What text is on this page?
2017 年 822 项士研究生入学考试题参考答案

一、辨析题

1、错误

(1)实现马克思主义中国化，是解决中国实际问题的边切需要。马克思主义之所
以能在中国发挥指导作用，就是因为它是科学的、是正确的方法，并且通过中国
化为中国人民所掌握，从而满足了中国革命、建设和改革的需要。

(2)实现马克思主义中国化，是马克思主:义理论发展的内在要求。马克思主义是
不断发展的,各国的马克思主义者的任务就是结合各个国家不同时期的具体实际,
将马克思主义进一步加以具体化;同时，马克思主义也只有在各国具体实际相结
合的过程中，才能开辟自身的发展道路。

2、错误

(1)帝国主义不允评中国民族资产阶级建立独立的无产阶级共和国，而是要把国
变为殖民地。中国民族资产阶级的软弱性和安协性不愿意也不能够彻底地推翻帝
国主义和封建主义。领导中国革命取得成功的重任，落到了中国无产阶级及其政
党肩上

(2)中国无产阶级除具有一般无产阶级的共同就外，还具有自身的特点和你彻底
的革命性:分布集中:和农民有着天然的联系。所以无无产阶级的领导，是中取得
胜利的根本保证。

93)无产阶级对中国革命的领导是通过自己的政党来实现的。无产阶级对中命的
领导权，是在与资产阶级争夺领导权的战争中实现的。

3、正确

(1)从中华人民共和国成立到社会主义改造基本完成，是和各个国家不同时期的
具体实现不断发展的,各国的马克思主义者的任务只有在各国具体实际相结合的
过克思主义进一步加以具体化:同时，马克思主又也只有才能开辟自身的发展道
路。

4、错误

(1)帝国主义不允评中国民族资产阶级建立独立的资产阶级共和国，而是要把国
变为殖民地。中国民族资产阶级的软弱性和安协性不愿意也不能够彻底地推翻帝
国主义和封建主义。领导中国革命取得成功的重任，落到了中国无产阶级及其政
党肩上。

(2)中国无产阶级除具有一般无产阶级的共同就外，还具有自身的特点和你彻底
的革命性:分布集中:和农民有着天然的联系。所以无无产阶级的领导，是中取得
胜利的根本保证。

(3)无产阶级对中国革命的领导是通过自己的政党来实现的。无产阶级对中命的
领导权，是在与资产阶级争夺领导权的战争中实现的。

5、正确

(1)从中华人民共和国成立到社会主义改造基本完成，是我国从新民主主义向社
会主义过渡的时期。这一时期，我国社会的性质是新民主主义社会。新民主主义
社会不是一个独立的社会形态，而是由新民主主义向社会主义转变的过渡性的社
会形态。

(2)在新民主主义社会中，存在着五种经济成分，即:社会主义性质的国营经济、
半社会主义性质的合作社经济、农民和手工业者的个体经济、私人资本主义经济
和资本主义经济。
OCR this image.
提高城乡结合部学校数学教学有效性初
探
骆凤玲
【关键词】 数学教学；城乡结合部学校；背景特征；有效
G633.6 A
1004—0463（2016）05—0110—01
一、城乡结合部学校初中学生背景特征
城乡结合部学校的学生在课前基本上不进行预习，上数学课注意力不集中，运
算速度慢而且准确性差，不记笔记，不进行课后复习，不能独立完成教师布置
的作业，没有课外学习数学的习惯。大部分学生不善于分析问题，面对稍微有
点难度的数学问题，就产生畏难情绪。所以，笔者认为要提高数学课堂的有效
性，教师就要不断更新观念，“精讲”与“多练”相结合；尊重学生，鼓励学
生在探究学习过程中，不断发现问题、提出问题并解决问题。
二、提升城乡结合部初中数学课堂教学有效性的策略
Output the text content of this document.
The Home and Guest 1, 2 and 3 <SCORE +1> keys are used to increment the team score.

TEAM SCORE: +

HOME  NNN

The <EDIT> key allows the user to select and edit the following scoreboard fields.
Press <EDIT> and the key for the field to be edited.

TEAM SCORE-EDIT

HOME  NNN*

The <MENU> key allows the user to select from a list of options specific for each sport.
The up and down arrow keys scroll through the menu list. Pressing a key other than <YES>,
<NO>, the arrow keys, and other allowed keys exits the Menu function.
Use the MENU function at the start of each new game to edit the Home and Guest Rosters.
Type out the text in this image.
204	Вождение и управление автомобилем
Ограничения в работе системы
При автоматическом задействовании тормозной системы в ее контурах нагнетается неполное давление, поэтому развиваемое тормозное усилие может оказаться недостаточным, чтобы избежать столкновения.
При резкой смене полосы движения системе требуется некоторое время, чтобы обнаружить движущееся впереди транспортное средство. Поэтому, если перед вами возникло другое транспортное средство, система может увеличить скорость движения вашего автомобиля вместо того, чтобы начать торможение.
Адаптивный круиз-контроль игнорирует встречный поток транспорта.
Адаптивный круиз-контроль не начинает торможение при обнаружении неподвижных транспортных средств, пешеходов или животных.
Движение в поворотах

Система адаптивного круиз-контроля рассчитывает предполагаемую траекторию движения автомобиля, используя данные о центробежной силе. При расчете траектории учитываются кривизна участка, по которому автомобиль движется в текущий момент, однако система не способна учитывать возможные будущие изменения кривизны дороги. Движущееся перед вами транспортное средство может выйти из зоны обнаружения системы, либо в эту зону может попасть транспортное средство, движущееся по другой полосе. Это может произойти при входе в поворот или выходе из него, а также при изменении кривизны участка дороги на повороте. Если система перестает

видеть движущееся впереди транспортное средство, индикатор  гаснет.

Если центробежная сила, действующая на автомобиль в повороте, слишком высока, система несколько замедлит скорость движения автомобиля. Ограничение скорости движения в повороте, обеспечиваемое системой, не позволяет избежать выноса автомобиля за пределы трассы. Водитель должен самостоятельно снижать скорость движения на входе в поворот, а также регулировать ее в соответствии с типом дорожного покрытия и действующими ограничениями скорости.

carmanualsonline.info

#### Job:
Please output the entire listing exactly as it stands.

#### Expected answer:
What text is on this page?
2017 年 822 项士研究生入学考试题参考答案

一、辨析题

1、错误

(1)实现马克思主义中国化，是解决中国实际问题的边切需要。马克思主义之所
以能在中国发挥指导作用，就是因为它是科学的、是正确的方法，并且通过中国
化为中国人民所掌握，从而满足了中国革命、建设和改革的需要。

(2)实现马克思主义中国化，是马克思主:义理论发展的内在要求。马克思主义是
不断发展的,各国的马克思主义者的任务就是结合各个国家不同时期的具体实际,
将马克思主义进一步加以具体化;同时，马克思主义也只有在各国具体实际相结
合的过程中，才能开辟自身的发展道路。

2、错误

(1)帝国主义不允评中国民族资产阶级建立独立的无产阶级共和国，而是要把国
变为殖民地。中国民族资产阶级的软弱性和安协性不愿意也不能够彻底地推翻帝
国主义和封建主义。领导中国革命取得成功的重任，落到了中国无产阶级及其政
党肩上

(2)中国无产阶级除具有一般无产阶级的共同就外，还具有自身的特点和你彻底
的革命性:分布集中:和农民有着天然的联系。所以无无产阶级的领导，是中取得
胜利的根本保证。

93)无产阶级对中国革命的领导是通过自己的政党来实现的。无产阶级对中命的
领导权，是在与资产阶级争夺领导权的战争中实现的。

3、正确

(1)从中华人民共和国成立到社会主义改造基本完成，是和各个国家不同时期的
具体实现不断发展的,各国的马克思主义者的任务只有在各国具体实际相结合的
过克思主义进一步加以具体化:同时，马克思主又也只有才能开辟自身的发展道
路。

4、错误

(1)帝国主义不允评中国民族资产阶级建立独立的资产阶级共和国，而是要把国
变为殖民地。中国民族资产阶级的软弱性和安协性不愿意也不能够彻底地推翻帝
国主义和封建主义。领导中国革命取得成功的重任，落到了中国无产阶级及其政
党肩上。

(2)中国无产阶级除具有一般无产阶级的共同就外，还具有自身的特点和你彻底
的革命性:分布集中:和农民有着天然的联系。所以无无产阶级的领导，是中取得
胜利的根本保证。

(3)无产阶级对中国革命的领导是通过自己的政党来实现的。无产阶级对中命的
领导权，是在与资产阶级争夺领导权的战争中实现的。

5、正确

(1)从中华人民共和国成立到社会主义改造基本完成，是我国从新民主主义向社
会主义过渡的时期。这一时期，我国社会的性质是新民主主义社会。新民主主义
社会不是一个独立的社会形态，而是由新民主主义向社会主义转变的过渡性的社
会形态。

(2)在新民主主义社会中，存在着五种经济成分，即:社会主义性质的国营经济、
半社会主义性质的合作社经济、农民和手工业者的个体经济、私人资本主义经济
和资本主义经济。
OCR this image.
提高城乡结合部学校数学教学有效性初
探
骆凤玲
【关键词】 数学教学；城乡结合部学校；背景特征；有效
G633.6 A
1004—0463（2016）05—0110—01
一、城乡结合部学校初中学生背景特征
城乡结合部学校的学生在课前基本上不进行预习，上数学课注意力不集中，运
算速度慢而且准确性差，不记笔记，不进行课后复习，不能独立完成教师布置
的作业，没有课外学习数学的习惯。大部分学生不善于分析问题，面对稍微有
点难度的数学问题，就产生畏难情绪。所以，笔者认为要提高数学课堂的有效
性，教师就要不断更新观念，“精讲”与“多练”相结合；尊重学生，鼓励学
生在探究学习过程中，不断发现问题、提出问题并解决问题。
二、提升城乡结合部初中数学课堂教学有效性的策略
Output the text content of this document.
The Home and Guest 1, 2 and 3 <SCORE +1> keys are used to increment the team score.

TEAM SCORE: +

HOME  NNN

The <EDIT> key allows the user to select and edit the following scoreboard fields.
Press <EDIT> and the key for the field to be edited.

TEAM SCORE-EDIT

HOME  NNN*

The <MENU> key allows the user to select from a list of options specific for each sport.
The up and down arrow keys scroll through the menu list. Pressing a key other than <YES>,
<NO>, the arrow keys, and other allowed keys exits the Menu function.
Use the MENU function at the start of each new game to edit the Home and Guest Rosters.
Type out the text in this image.
204	Вождение и управление автомобилем
Ограничения в работе системы
При автоматическом задействовании тормозной системы в ее контурах нагнетается неполное давление, поэтому развиваемое тормозное усилие может оказаться недостаточным, чтобы избежать столкновения.
При резкой смене полосы движения системе требуется некоторое время, чтобы обнаружить движущееся впереди транспортное средство. Поэтому, если перед вами возникло другое транспортное средство, система может увеличить скорость движения вашего автомобиля вместо того, чтобы начать торможение.
Адаптивный круиз-контроль игнорирует встречный поток транспорта.
Адаптивный круиз-контроль не начинает торможение при обнаружении неподвижных транспортных средств, пешеходов или животных.
Движение в поворотах

Система адаптивного круиз-контроля рассчитывает предполагаемую траекторию движения автомобиля, используя данные о центробежной силе. При расчете траектории учитываются кривизна участка, по которому автомобиль движется в текущий момент, однако система не способна учитывать возможные будущие изменения кривизны дороги. Движущееся перед вами транспортное средство может выйти из зоны обнаружения системы, либо в эту зону может попасть транспортное средство, движущееся по другой полосе. Это может произойти при входе в поворот или выходе из него, а также при изменении кривизны участка дороги на повороте. Если система перестает

видеть движущееся впереди транспортное средство, индикатор  гаснет.

Если центробежная сила, действующая на автомобиль в повороте, слишком высока, система несколько замедлит скорость движения автомобиля. Ограничение скорости движения в повороте, обеспечиваемое системой, не позволяет избежать выноса автомобиля за пределы трассы. Водитель должен самостоятельно снижать скорость движения на входе в поворот, а также регулировать ее в соответствии с типом дорожного покрытия и действующими ограничениями скорости.

carmanualsonline.info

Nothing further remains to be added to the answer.